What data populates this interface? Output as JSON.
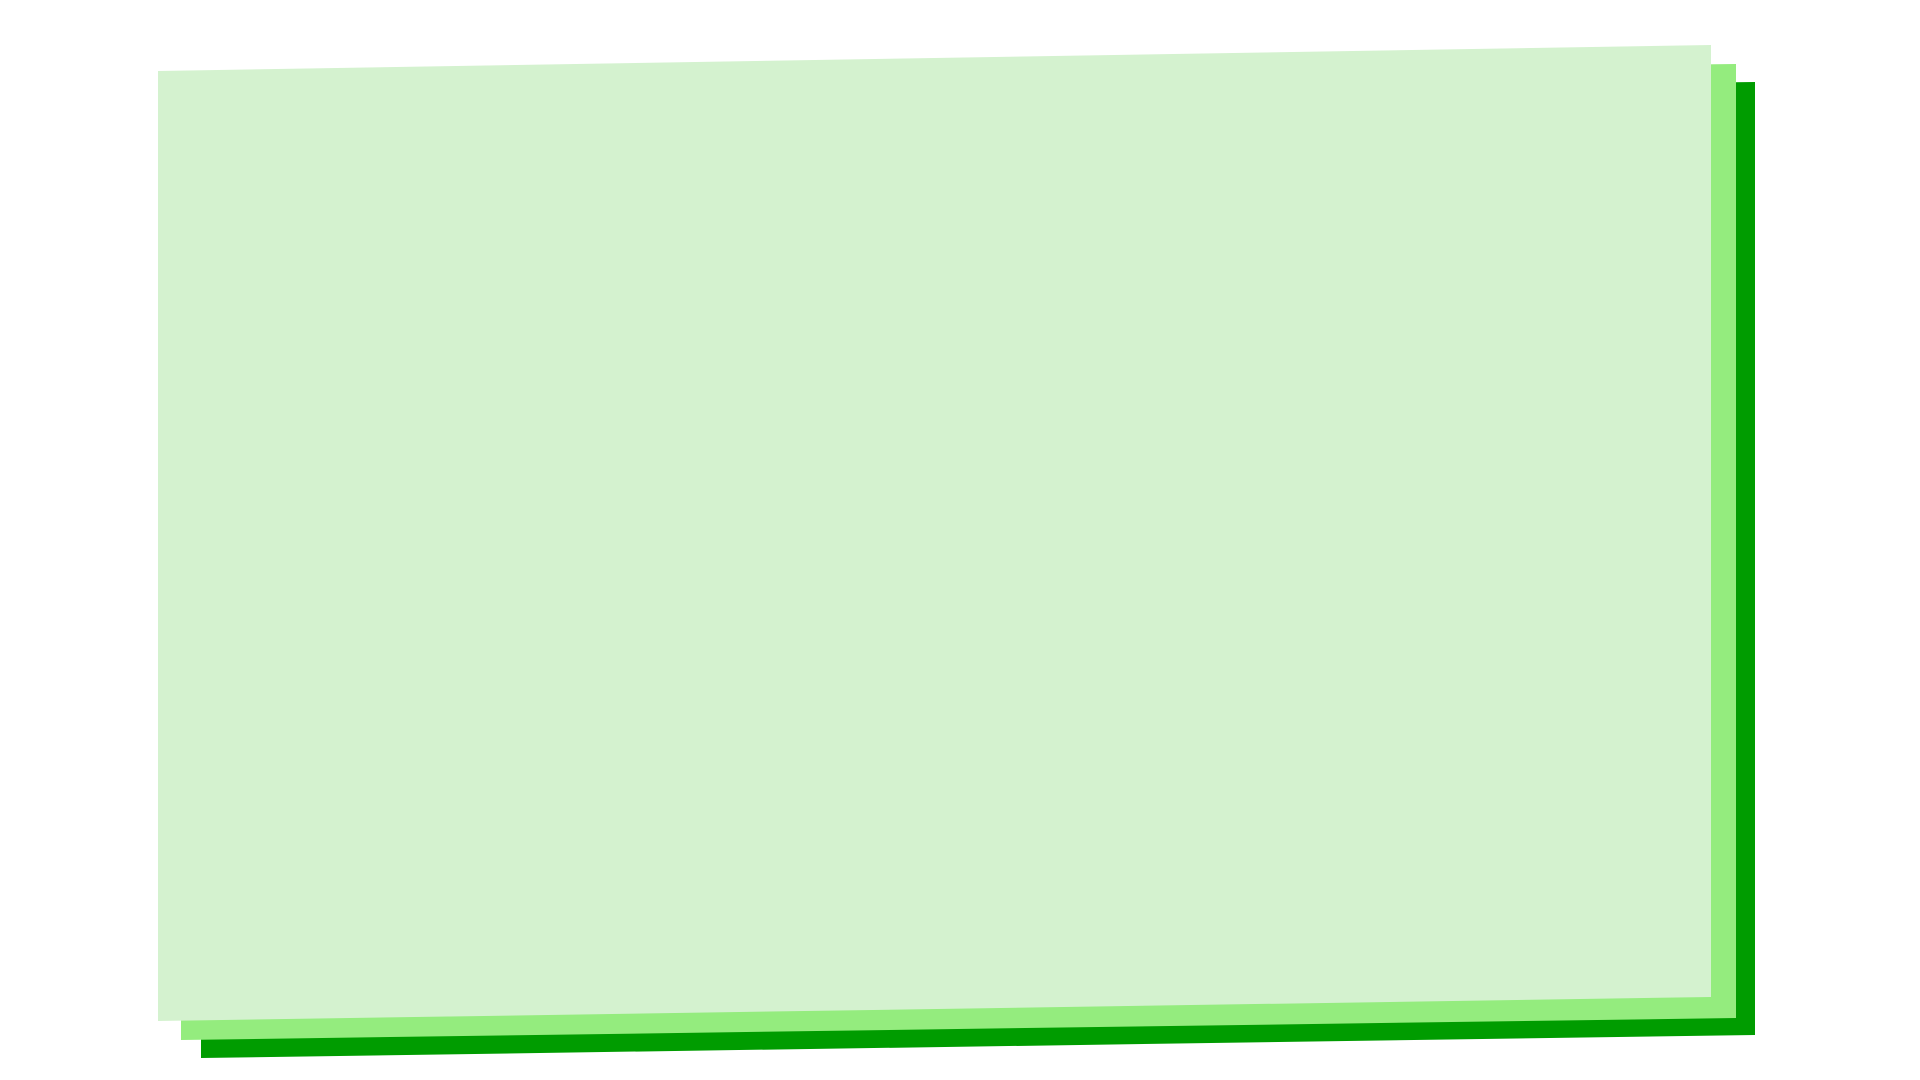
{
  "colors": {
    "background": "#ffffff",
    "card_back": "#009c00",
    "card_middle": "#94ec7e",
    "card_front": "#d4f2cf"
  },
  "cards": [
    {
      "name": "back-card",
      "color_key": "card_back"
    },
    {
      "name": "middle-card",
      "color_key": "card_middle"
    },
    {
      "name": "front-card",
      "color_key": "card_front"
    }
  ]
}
☆ ☆ ☆ ☆ ☆ ☆ ☆
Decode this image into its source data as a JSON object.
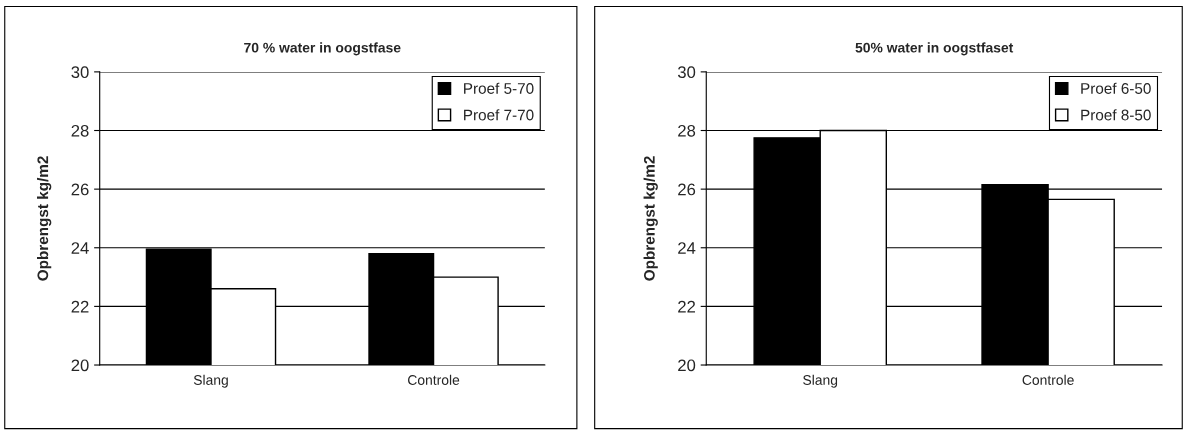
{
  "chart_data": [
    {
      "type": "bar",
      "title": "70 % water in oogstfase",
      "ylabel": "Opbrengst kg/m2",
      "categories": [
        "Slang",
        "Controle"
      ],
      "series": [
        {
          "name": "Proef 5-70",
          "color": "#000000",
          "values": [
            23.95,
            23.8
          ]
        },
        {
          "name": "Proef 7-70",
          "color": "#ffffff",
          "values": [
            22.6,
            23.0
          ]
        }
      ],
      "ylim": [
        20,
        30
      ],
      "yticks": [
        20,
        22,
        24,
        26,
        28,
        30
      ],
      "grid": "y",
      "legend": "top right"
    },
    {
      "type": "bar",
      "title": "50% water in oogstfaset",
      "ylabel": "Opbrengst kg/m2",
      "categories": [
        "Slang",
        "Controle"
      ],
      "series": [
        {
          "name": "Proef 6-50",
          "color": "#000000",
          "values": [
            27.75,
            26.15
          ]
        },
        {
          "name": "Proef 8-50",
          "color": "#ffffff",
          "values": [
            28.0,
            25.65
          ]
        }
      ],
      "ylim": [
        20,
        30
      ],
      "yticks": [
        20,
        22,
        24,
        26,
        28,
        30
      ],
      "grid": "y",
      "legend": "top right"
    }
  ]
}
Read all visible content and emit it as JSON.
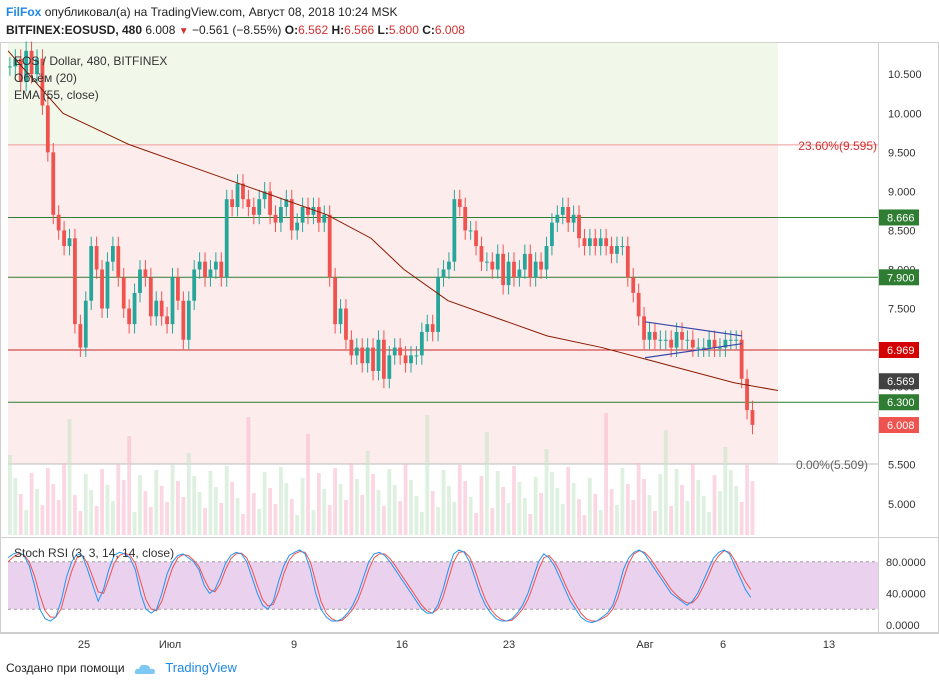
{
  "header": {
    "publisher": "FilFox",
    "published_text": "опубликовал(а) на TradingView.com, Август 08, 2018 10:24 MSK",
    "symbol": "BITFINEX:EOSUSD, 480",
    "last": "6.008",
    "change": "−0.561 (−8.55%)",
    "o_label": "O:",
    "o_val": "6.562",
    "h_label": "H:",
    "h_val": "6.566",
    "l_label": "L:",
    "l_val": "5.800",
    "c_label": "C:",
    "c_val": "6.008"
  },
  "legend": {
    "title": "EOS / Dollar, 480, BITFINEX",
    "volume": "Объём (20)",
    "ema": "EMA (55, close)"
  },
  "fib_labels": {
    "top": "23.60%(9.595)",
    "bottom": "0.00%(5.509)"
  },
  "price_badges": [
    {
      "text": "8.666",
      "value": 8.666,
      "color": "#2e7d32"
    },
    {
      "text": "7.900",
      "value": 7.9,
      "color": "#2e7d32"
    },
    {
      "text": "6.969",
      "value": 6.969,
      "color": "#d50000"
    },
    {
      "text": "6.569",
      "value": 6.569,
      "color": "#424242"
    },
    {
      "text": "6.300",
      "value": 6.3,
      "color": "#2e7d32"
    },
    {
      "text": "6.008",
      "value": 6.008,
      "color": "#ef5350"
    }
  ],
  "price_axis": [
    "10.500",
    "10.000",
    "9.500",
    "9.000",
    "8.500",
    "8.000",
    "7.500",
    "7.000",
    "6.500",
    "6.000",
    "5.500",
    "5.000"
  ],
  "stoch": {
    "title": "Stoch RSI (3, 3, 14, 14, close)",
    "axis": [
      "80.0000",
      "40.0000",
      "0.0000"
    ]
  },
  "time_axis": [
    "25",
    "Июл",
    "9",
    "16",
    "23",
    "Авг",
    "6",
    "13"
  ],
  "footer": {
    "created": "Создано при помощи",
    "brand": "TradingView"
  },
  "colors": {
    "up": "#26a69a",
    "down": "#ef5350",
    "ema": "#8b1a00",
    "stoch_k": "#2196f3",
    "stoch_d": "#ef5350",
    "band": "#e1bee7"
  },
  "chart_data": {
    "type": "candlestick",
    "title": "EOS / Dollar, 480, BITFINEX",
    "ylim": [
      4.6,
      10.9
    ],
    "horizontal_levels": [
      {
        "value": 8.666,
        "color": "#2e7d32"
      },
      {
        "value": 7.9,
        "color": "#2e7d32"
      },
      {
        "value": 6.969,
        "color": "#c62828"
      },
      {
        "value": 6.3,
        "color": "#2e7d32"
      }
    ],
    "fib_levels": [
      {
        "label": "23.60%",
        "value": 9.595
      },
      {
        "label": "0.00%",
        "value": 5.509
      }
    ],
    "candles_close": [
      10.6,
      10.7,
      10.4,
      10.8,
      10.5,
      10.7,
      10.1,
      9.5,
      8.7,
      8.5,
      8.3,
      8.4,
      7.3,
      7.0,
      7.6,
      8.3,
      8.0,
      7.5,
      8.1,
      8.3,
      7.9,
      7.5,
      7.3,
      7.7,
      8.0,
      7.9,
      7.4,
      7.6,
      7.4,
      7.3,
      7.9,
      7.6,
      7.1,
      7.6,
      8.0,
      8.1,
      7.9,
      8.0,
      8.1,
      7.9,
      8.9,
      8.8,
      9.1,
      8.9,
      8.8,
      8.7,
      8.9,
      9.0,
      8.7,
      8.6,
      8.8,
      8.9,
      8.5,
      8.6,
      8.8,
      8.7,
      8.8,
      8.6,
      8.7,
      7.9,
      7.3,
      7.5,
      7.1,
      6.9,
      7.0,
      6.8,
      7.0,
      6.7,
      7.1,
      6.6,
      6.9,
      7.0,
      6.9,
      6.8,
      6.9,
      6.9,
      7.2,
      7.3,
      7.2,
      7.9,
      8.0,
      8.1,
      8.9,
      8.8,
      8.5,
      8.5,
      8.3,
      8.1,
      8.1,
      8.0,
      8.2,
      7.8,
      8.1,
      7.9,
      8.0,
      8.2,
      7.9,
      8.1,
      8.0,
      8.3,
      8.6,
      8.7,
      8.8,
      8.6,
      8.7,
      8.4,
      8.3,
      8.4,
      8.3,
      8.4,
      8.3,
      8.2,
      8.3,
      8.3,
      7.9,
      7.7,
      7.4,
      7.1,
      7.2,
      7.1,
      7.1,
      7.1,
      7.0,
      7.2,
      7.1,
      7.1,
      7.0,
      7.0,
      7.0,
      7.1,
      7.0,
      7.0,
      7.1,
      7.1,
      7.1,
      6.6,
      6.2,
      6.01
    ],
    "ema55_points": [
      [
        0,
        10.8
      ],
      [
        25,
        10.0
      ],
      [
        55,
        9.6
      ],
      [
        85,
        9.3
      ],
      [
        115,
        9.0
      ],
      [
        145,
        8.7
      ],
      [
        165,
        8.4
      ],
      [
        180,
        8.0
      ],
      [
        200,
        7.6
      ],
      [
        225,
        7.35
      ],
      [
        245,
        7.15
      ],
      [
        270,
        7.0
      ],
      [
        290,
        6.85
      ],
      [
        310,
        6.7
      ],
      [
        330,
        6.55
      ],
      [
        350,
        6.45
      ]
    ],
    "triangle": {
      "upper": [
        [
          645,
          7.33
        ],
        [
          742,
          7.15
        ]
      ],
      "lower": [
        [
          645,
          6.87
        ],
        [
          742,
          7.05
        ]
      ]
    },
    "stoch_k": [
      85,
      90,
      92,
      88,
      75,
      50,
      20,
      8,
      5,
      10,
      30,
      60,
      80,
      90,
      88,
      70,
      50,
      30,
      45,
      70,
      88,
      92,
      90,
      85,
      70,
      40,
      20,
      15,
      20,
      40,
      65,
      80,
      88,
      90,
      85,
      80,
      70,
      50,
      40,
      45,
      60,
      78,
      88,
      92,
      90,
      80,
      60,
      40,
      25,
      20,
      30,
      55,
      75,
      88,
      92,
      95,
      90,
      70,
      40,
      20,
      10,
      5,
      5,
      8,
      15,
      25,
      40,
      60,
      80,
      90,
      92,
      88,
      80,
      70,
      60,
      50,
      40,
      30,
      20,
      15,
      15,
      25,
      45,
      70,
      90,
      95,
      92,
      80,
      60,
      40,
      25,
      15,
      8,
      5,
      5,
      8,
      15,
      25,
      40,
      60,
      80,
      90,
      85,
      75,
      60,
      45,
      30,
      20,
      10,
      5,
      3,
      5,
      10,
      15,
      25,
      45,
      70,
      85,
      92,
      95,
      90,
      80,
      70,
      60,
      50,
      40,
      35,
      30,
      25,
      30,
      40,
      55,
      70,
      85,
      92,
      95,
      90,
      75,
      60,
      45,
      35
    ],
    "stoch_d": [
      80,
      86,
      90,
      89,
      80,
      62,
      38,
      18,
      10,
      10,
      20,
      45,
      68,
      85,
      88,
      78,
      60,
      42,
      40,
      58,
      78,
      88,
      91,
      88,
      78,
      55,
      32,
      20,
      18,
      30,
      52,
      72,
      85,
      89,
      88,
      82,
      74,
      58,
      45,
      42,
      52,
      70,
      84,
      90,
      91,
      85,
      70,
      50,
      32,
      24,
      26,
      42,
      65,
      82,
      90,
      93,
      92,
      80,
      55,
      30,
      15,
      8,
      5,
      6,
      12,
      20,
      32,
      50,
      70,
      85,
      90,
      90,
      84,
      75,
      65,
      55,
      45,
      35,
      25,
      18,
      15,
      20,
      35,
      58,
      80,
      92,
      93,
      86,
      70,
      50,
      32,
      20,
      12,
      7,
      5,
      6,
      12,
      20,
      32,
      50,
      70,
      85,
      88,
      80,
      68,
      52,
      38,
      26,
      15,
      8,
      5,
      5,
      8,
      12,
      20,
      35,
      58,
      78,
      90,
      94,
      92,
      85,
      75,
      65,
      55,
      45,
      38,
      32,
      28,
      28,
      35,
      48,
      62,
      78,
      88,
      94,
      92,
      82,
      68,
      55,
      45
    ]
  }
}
☆ ☆ ☆ ☆ ☆ ☆ ☆
- INSTRUCTION: Go through the data and gather every line that holds "this".

- THE OUTPUT:
What data populates this interface? Output as JSON.
Decode this image into its source data as a JSON object.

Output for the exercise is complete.